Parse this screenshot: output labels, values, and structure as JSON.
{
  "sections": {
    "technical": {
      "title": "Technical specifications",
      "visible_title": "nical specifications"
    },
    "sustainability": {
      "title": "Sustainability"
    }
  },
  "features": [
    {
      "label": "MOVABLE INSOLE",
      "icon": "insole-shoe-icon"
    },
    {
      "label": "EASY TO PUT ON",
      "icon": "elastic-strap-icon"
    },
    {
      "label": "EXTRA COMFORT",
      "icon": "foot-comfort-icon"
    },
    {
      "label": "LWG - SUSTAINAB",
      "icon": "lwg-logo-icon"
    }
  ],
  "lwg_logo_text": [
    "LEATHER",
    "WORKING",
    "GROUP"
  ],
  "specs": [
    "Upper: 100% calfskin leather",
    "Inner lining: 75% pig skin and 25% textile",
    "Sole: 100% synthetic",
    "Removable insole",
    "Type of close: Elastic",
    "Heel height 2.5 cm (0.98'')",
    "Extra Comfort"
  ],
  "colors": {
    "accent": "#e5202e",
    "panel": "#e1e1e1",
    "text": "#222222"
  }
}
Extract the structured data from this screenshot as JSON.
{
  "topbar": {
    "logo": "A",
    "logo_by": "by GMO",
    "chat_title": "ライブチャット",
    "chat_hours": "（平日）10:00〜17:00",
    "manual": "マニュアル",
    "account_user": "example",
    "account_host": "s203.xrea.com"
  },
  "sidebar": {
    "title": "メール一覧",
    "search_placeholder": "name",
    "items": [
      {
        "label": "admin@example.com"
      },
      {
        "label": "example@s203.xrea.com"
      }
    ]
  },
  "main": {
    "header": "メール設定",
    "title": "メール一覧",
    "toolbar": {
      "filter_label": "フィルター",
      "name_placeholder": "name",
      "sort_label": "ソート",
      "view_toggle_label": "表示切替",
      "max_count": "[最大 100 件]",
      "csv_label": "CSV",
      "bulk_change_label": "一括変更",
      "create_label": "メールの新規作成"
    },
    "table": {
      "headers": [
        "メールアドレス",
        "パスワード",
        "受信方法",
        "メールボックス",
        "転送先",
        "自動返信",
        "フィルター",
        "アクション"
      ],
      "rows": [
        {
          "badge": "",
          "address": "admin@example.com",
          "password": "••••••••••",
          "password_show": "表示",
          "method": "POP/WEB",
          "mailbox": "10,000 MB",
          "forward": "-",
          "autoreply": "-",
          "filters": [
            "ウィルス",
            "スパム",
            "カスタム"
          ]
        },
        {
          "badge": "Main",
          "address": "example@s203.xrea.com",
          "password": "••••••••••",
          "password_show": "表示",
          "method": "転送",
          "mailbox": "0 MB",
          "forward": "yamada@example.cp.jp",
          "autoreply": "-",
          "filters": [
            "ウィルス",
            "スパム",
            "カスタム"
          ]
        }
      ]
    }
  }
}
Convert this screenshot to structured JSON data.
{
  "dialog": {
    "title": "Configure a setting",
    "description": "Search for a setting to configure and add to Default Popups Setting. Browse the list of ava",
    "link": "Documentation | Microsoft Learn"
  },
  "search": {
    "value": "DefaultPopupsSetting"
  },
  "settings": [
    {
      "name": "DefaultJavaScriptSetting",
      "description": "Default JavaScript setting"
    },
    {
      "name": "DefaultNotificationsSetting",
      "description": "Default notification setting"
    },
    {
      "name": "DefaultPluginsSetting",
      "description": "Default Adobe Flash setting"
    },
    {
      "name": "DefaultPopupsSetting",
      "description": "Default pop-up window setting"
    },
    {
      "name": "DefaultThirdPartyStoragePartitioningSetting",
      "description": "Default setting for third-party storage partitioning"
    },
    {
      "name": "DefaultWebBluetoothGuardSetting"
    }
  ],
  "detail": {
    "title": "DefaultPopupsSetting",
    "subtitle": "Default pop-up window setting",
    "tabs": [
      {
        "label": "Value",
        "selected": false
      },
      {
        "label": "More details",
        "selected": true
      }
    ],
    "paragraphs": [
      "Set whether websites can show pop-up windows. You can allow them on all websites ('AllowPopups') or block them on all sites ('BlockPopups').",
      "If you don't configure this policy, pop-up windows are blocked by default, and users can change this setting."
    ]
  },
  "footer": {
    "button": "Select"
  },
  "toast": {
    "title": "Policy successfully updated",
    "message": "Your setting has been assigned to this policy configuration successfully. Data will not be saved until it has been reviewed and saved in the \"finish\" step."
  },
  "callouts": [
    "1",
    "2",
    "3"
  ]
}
◇ ◇ ◇
## What is asked
Exact output of every entry is required.

## Worked answer
Parse this screenshot: output labels, values, and structure as JSON.
{
  "sections": {
    "technical": {
      "title": "Technical specifications",
      "visible_title": "nical specifications"
    },
    "sustainability": {
      "title": "Sustainability"
    }
  },
  "features": [
    {
      "label": "MOVABLE INSOLE",
      "icon": "insole-shoe-icon"
    },
    {
      "label": "EASY TO PUT ON",
      "icon": "elastic-strap-icon"
    },
    {
      "label": "EXTRA COMFORT",
      "icon": "foot-comfort-icon"
    },
    {
      "label": "LWG - SUSTAINAB",
      "icon": "lwg-logo-icon"
    }
  ],
  "lwg_logo_text": [
    "LEATHER",
    "WORKING",
    "GROUP"
  ],
  "specs": [
    "Upper: 100% calfskin leather",
    "Inner lining: 75% pig skin and 25% textile",
    "Sole: 100% synthetic",
    "Removable insole",
    "Type of close: Elastic",
    "Heel height 2.5 cm (0.98'')",
    "Extra Comfort"
  ],
  "colors": {
    "accent": "#e5202e",
    "panel": "#e1e1e1",
    "text": "#222222"
  }
}
Extract the structured data from this screenshot as JSON.
{
  "topbar": {
    "logo": "A",
    "logo_by": "by GMO",
    "chat_title": "ライブチャット",
    "chat_hours": "（平日）10:00〜17:00",
    "manual": "マニュアル",
    "account_user": "example",
    "account_host": "s203.xrea.com"
  },
  "sidebar": {
    "title": "メール一覧",
    "search_placeholder": "name",
    "items": [
      {
        "label": "admin@example.com"
      },
      {
        "label": "example@s203.xrea.com"
      }
    ]
  },
  "main": {
    "header": "メール設定",
    "title": "メール一覧",
    "toolbar": {
      "filter_label": "フィルター",
      "name_placeholder": "name",
      "sort_label": "ソート",
      "view_toggle_label": "表示切替",
      "max_count": "[最大 100 件]",
      "csv_label": "CSV",
      "bulk_change_label": "一括変更",
      "create_label": "メールの新規作成"
    },
    "table": {
      "headers": [
        "メールアドレス",
        "パスワード",
        "受信方法",
        "メールボックス",
        "転送先",
        "自動返信",
        "フィルター",
        "アクション"
      ],
      "rows": [
        {
          "badge": "",
          "address": "admin@example.com",
          "password": "••••••••••",
          "password_show": "表示",
          "method": "POP/WEB",
          "mailbox": "10,000 MB",
          "forward": "-",
          "autoreply": "-",
          "filters": [
            "ウィルス",
            "スパム",
            "カスタム"
          ]
        },
        {
          "badge": "Main",
          "address": "example@s203.xrea.com",
          "password": "••••••••••",
          "password_show": "表示",
          "method": "転送",
          "mailbox": "0 MB",
          "forward": "yamada@example.cp.jp",
          "autoreply": "-",
          "filters": [
            "ウィルス",
            "スパム",
            "カスタム"
          ]
        }
      ]
    }
  }
}
Convert this screenshot to structured JSON data.
{
  "dialog": {
    "title": "Configure a setting",
    "description": "Search for a setting to configure and add to Default Popups Setting. Browse the list of ava",
    "link": "Documentation | Microsoft Learn"
  },
  "search": {
    "value": "DefaultPopupsSetting"
  },
  "settings": [
    {
      "name": "DefaultJavaScriptSetting",
      "description": "Default JavaScript setting"
    },
    {
      "name": "DefaultNotificationsSetting",
      "description": "Default notification setting"
    },
    {
      "name": "DefaultPluginsSetting",
      "description": "Default Adobe Flash setting"
    },
    {
      "name": "DefaultPopupsSetting",
      "description": "Default pop-up window setting"
    },
    {
      "name": "DefaultThirdPartyStoragePartitioningSetting",
      "description": "Default setting for third-party storage partitioning"
    },
    {
      "name": "DefaultWebBluetoothGuardSetting"
    }
  ],
  "detail": {
    "title": "DefaultPopupsSetting",
    "subtitle": "Default pop-up window setting",
    "tabs": [
      {
        "label": "Value",
        "selected": false
      },
      {
        "label": "More details",
        "selected": true
      }
    ],
    "paragraphs": [
      "Set whether websites can show pop-up windows. You can allow them on all websites ('AllowPopups') or block them on all sites ('BlockPopups').",
      "If you don't configure this policy, pop-up windows are blocked by default, and users can change this setting."
    ]
  },
  "footer": {
    "button": "Select"
  },
  "toast": {
    "title": "Policy successfully updated",
    "message": "Your setting has been assigned to this policy configuration successfully. Data will not be saved until it has been reviewed and saved in the \"finish\" step."
  },
  "callouts": [
    "1",
    "2",
    "3"
  ]
}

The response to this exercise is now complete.